Task objective
Tally the lines that contain the string "Input" and give the number by itself.
— begin Provided material —
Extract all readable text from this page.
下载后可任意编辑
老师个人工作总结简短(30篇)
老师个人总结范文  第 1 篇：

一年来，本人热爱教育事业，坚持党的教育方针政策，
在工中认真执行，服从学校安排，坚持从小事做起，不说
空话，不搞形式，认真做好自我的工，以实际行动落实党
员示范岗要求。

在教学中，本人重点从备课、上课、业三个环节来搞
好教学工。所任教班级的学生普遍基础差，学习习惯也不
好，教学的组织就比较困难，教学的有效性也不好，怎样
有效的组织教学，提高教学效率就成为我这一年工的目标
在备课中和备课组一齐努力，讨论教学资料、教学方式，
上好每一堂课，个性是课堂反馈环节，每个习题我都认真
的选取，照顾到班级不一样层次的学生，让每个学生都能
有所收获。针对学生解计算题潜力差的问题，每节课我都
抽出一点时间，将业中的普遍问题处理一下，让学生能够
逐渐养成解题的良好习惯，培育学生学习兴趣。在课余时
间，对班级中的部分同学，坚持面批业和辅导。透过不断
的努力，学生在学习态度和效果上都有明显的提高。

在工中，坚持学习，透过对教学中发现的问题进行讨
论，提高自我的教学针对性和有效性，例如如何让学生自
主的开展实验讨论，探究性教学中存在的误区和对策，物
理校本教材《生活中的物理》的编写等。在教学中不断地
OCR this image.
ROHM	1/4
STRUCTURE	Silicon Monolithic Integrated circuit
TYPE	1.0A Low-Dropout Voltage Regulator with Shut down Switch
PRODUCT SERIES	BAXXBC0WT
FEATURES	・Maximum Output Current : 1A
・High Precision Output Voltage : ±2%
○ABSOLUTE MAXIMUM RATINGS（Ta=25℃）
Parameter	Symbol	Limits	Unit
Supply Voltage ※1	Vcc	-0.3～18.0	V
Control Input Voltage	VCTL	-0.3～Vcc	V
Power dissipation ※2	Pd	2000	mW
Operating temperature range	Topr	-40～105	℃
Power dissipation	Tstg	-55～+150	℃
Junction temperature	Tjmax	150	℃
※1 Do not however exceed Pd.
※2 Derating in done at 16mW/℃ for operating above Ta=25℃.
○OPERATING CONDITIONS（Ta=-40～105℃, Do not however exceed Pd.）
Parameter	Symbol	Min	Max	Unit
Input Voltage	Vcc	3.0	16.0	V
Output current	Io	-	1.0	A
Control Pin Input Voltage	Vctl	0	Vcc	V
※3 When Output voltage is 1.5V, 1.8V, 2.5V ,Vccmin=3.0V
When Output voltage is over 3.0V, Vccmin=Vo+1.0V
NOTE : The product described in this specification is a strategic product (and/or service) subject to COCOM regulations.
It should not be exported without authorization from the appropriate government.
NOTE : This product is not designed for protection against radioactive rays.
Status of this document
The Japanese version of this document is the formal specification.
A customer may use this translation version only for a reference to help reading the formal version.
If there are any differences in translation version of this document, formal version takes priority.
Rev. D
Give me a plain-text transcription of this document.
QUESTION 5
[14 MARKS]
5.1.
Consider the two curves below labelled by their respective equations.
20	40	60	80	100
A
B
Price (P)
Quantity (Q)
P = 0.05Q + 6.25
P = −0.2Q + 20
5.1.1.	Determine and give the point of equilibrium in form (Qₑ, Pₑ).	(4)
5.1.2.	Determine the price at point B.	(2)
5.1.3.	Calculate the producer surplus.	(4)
— end Provided material —
Full response
3